> [What to produce]: Reproduce each of the entries below verbatim, with no change to any character.

——————

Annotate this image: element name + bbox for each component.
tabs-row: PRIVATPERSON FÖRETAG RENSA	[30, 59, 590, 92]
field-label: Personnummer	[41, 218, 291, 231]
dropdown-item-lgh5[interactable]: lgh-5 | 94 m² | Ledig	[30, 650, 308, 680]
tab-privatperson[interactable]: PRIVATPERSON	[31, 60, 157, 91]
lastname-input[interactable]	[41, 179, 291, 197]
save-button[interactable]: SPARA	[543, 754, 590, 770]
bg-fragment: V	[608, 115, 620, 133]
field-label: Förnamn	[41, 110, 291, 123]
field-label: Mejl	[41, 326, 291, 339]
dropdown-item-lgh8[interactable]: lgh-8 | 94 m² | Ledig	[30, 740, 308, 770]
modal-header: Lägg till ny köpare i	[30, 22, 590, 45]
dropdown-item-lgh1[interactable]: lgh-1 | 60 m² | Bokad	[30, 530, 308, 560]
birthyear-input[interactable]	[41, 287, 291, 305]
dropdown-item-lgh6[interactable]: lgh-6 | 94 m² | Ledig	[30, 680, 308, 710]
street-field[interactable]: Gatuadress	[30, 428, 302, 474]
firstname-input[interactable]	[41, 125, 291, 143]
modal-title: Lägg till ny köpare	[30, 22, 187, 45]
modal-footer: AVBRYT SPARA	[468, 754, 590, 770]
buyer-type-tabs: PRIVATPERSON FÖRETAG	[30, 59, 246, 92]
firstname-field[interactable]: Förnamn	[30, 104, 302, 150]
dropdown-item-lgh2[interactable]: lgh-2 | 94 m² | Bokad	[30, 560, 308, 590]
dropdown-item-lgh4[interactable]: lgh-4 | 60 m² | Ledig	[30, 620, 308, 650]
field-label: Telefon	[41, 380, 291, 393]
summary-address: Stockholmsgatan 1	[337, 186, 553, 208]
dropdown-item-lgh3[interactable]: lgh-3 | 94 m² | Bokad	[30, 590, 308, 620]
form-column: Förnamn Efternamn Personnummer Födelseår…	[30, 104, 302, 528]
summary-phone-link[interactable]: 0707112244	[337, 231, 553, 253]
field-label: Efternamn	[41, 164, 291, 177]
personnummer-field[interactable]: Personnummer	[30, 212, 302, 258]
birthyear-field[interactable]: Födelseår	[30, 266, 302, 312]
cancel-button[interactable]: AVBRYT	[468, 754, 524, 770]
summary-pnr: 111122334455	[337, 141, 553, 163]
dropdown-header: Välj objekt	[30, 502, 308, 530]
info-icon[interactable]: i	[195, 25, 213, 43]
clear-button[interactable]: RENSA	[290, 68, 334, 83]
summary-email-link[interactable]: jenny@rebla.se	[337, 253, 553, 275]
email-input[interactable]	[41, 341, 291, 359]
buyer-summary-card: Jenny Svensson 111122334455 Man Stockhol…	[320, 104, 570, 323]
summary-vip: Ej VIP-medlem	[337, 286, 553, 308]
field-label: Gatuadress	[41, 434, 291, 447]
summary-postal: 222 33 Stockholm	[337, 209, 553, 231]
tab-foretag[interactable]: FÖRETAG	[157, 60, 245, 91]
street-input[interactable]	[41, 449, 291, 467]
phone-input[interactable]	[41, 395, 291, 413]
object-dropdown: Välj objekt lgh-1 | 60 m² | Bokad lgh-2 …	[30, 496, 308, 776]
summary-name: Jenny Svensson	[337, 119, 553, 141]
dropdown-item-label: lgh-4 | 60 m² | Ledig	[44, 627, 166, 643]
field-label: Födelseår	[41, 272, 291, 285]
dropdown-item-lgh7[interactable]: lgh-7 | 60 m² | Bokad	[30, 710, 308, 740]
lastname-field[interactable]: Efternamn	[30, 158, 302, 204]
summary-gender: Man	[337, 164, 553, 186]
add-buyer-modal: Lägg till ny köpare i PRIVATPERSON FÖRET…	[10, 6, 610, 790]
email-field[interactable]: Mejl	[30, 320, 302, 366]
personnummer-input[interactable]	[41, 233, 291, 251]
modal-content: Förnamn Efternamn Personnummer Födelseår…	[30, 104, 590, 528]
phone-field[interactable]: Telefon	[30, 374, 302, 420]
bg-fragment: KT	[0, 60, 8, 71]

——————

> [Exercise solution]:
Annotate this image: element name + bbox for each component.
tabs-row: PRIVATPERSON FÖRETAG RENSA	[30, 59, 590, 92]
field-label: Personnummer	[41, 218, 291, 231]
dropdown-item-lgh5[interactable]: lgh-5 | 94 m² | Ledig	[30, 650, 308, 680]
tab-privatperson[interactable]: PRIVATPERSON	[31, 60, 157, 91]
lastname-input[interactable]	[41, 179, 291, 197]
save-button[interactable]: SPARA	[543, 754, 590, 770]
bg-fragment: V	[608, 115, 620, 133]
field-label: Förnamn	[41, 110, 291, 123]
field-label: Mejl	[41, 326, 291, 339]
dropdown-item-lgh8[interactable]: lgh-8 | 94 m² | Ledig	[30, 740, 308, 770]
modal-header: Lägg till ny köpare i	[30, 22, 590, 45]
dropdown-item-lgh1[interactable]: lgh-1 | 60 m² | Bokad	[30, 530, 308, 560]
birthyear-input[interactable]	[41, 287, 291, 305]
dropdown-item-lgh6[interactable]: lgh-6 | 94 m² | Ledig	[30, 680, 308, 710]
street-field[interactable]: Gatuadress	[30, 428, 302, 474]
firstname-input[interactable]	[41, 125, 291, 143]
modal-title: Lägg till ny köpare	[30, 22, 187, 45]
modal-footer: AVBRYT SPARA	[468, 754, 590, 770]
buyer-type-tabs: PRIVATPERSON FÖRETAG	[30, 59, 246, 92]
firstname-field[interactable]: Förnamn	[30, 104, 302, 150]
dropdown-item-lgh2[interactable]: lgh-2 | 94 m² | Bokad	[30, 560, 308, 590]
dropdown-item-lgh4[interactable]: lgh-4 | 60 m² | Ledig	[30, 620, 308, 650]
field-label: Telefon	[41, 380, 291, 393]
summary-address: Stockholmsgatan 1	[337, 186, 553, 208]
dropdown-item-lgh3[interactable]: lgh-3 | 94 m² | Bokad	[30, 590, 308, 620]
form-column: Förnamn Efternamn Personnummer Födelseår…	[30, 104, 302, 528]
summary-phone-link[interactable]: 0707112244	[337, 231, 553, 253]
field-label: Efternamn	[41, 164, 291, 177]
personnummer-field[interactable]: Personnummer	[30, 212, 302, 258]
birthyear-field[interactable]: Födelseår	[30, 266, 302, 312]
cancel-button[interactable]: AVBRYT	[468, 754, 524, 770]
summary-pnr: 111122334455	[337, 141, 553, 163]
dropdown-header: Välj objekt	[30, 502, 308, 530]
info-icon[interactable]: i	[195, 25, 213, 43]
clear-button[interactable]: RENSA	[290, 68, 334, 83]
summary-email-link[interactable]: jenny@rebla.se	[337, 253, 553, 275]
email-input[interactable]	[41, 341, 291, 359]
buyer-summary-card: Jenny Svensson 111122334455 Man Stockhol…	[320, 104, 570, 323]
summary-vip: Ej VIP-medlem	[337, 286, 553, 308]
field-label: Gatuadress	[41, 434, 291, 447]
summary-postal: 222 33 Stockholm	[337, 209, 553, 231]
tab-foretag[interactable]: FÖRETAG	[157, 60, 245, 91]
street-input[interactable]	[41, 449, 291, 467]
phone-input[interactable]	[41, 395, 291, 413]
object-dropdown: Välj objekt lgh-1 | 60 m² | Bokad lgh-2 …	[30, 496, 308, 776]
summary-name: Jenny Svensson	[337, 119, 553, 141]
dropdown-item-label: lgh-4 | 60 m² | Ledig	[44, 627, 166, 643]
field-label: Födelseår	[41, 272, 291, 285]
dropdown-item-lgh7[interactable]: lgh-7 | 60 m² | Bokad	[30, 710, 308, 740]
lastname-field[interactable]: Efternamn	[30, 158, 302, 204]
summary-gender: Man	[337, 164, 553, 186]
add-buyer-modal: Lägg till ny köpare i PRIVATPERSON FÖRET…	[10, 6, 610, 790]
email-field[interactable]: Mejl	[30, 320, 302, 366]
personnummer-input[interactable]	[41, 233, 291, 251]
modal-content: Förnamn Efternamn Personnummer Födelseår…	[30, 104, 590, 528]
phone-field[interactable]: Telefon	[30, 374, 302, 420]
bg-fragment: KT	[0, 60, 8, 71]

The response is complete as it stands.